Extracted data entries

▬▬▬

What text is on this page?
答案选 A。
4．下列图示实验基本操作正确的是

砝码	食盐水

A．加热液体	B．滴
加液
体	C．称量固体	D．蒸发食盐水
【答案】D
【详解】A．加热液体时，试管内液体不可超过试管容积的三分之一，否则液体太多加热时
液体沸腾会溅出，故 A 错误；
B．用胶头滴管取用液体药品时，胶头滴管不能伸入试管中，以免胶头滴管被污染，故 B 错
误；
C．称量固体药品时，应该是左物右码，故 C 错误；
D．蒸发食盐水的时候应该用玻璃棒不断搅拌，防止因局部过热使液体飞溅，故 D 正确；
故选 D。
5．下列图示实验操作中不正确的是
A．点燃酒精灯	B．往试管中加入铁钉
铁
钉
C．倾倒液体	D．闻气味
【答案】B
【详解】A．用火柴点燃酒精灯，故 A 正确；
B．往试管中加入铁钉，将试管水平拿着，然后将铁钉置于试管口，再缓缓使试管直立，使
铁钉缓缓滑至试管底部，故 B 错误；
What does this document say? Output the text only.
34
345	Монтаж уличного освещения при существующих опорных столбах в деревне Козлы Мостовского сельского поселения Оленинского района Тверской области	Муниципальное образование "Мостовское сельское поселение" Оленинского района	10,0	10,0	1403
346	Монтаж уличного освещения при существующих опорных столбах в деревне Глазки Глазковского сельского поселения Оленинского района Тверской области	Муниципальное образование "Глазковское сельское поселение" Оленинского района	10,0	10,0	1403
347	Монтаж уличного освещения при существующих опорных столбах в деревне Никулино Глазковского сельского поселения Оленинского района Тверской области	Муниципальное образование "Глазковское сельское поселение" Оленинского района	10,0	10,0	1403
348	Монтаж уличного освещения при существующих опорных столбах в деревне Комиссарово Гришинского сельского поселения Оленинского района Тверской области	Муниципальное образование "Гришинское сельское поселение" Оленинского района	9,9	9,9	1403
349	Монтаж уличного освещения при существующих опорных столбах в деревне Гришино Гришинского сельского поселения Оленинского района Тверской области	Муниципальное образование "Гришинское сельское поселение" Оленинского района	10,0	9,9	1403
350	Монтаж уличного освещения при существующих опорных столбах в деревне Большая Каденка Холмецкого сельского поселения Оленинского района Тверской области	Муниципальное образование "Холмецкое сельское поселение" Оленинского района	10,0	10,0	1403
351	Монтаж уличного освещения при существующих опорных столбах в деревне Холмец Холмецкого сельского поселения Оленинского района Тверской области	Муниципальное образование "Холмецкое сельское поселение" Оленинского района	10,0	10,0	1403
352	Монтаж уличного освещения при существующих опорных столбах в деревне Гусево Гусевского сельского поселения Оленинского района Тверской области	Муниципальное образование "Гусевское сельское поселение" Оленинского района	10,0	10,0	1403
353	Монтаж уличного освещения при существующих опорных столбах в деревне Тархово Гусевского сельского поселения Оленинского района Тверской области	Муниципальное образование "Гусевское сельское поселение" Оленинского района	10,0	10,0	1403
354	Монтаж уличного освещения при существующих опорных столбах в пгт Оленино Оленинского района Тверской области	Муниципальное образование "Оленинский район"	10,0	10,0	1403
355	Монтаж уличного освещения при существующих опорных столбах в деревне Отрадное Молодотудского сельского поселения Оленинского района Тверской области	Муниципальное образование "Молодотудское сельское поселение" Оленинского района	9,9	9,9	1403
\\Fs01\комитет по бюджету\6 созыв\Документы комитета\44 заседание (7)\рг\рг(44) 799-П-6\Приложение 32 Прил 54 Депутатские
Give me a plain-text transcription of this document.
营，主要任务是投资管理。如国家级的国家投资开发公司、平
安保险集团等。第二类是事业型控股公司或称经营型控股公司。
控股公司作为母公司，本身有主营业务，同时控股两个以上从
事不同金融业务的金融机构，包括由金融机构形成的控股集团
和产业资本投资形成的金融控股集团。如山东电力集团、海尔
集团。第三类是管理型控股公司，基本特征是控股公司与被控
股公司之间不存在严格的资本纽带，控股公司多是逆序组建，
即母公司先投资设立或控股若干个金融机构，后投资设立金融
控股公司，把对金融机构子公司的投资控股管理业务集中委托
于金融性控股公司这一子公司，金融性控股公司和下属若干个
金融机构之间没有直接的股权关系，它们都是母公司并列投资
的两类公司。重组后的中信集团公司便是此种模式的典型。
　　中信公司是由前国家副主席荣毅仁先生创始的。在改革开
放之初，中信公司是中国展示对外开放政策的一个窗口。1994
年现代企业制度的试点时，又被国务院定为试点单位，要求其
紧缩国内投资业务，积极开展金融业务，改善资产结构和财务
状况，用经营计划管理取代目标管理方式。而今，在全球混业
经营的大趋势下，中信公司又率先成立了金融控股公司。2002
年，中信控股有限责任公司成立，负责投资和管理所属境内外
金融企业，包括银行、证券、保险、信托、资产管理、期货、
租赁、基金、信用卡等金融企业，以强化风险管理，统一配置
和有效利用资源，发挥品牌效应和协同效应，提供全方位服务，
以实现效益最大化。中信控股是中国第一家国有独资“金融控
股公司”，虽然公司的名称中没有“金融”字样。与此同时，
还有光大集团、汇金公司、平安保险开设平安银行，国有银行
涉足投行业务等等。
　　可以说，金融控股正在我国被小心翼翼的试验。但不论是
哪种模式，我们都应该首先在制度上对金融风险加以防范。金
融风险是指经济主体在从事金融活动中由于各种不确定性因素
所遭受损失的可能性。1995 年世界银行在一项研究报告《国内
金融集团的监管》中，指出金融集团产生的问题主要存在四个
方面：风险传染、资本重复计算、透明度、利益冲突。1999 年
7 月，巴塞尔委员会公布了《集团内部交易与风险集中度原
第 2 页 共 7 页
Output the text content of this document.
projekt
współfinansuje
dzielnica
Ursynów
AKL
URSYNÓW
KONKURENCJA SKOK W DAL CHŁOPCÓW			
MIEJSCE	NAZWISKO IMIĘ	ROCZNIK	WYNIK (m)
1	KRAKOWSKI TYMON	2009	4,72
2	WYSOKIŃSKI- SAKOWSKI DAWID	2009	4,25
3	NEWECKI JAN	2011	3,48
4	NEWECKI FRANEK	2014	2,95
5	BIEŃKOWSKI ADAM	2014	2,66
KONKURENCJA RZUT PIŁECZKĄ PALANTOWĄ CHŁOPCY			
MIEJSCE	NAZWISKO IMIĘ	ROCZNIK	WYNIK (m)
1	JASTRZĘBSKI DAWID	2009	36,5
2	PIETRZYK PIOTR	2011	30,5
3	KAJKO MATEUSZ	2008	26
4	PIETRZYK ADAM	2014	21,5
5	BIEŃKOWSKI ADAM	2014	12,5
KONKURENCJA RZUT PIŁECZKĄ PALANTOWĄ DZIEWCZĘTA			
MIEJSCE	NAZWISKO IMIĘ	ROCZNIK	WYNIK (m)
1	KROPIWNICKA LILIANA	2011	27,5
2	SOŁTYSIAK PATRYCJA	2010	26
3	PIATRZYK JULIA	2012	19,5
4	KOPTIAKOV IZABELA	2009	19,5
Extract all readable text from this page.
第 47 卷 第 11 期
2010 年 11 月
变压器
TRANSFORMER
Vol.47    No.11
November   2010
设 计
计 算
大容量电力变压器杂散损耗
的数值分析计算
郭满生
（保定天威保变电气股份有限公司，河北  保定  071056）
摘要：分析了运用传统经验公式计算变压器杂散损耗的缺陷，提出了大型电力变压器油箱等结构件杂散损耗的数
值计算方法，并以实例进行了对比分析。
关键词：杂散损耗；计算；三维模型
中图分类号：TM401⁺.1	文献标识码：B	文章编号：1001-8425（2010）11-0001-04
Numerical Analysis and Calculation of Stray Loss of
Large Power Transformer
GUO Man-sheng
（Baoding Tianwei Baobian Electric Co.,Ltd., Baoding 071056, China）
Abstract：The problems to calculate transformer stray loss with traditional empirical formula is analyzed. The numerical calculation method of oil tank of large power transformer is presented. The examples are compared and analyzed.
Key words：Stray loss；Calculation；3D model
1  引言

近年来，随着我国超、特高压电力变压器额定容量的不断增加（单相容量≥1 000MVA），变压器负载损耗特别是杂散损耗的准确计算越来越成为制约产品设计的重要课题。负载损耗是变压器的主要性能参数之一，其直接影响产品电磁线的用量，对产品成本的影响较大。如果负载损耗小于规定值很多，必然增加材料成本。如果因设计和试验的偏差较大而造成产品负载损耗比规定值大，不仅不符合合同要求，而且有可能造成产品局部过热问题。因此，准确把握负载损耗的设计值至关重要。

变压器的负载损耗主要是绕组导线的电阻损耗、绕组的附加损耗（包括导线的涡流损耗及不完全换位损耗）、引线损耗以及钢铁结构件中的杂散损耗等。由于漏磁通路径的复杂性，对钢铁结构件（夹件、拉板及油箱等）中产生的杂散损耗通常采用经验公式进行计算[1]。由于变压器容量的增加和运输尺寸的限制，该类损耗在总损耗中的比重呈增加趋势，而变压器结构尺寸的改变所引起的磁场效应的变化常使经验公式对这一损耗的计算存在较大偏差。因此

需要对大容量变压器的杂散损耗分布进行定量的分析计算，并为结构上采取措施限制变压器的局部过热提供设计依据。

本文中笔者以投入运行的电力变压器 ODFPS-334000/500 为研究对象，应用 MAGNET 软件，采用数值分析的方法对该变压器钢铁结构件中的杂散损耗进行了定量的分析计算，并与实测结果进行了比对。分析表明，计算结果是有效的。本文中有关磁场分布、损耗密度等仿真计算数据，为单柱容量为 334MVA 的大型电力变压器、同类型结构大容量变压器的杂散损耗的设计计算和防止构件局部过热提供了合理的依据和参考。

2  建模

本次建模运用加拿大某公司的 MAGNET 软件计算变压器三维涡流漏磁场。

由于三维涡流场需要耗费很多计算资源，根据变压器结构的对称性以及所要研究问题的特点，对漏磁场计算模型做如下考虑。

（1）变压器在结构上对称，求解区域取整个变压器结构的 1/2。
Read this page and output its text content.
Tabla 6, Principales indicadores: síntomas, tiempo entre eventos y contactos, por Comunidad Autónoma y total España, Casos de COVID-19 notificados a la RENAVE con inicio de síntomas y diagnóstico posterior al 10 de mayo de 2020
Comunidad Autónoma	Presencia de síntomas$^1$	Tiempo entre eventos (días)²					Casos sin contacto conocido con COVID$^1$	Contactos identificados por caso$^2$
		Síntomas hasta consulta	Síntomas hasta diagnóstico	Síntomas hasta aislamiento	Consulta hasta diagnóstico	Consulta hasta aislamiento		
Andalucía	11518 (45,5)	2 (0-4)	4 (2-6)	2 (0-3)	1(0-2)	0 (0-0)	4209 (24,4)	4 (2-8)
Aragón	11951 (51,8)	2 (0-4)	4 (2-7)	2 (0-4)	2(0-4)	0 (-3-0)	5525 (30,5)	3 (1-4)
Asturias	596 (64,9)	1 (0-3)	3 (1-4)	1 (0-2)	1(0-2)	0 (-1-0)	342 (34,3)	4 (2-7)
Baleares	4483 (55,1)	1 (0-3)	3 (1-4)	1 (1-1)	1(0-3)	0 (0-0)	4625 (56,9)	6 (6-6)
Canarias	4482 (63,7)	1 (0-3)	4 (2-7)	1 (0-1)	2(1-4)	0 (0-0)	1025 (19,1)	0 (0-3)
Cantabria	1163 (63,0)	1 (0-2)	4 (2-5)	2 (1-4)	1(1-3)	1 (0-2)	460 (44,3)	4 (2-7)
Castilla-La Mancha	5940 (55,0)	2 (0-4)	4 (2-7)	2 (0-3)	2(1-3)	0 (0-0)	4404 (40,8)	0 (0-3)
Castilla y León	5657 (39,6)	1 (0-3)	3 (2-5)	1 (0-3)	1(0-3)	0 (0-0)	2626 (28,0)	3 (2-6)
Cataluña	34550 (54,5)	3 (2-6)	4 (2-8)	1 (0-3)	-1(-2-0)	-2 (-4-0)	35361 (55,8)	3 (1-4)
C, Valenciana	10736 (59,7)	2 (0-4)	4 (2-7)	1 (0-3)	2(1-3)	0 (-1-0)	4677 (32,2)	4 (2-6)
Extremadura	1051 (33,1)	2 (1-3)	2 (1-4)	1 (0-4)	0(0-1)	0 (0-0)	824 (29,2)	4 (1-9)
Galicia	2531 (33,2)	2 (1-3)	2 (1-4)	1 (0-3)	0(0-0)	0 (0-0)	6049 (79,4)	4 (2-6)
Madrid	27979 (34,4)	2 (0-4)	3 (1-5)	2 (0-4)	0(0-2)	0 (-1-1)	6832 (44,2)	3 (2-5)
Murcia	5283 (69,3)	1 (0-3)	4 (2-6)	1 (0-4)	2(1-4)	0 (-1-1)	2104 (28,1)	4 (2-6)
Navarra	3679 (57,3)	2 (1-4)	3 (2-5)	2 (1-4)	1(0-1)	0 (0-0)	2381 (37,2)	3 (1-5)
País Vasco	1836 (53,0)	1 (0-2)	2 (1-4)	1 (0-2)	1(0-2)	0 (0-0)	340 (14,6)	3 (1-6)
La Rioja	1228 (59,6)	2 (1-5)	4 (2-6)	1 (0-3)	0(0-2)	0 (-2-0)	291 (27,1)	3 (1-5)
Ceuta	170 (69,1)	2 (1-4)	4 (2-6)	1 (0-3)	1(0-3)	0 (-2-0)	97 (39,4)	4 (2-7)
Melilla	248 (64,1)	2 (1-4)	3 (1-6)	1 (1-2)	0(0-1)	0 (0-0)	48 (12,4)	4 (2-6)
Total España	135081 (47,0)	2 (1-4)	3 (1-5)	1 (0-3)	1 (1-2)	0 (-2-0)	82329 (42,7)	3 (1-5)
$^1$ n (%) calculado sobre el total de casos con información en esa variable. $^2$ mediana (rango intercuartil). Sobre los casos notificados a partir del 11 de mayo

▬▬▬

→ **WHAT IS NEEDED**: Return each line of the listing that holds the string "document".

→ **THE SOLUTION**:
What does this document say? Output the text only.
Give me a plain-text transcription of this document.
Output the text content of this document.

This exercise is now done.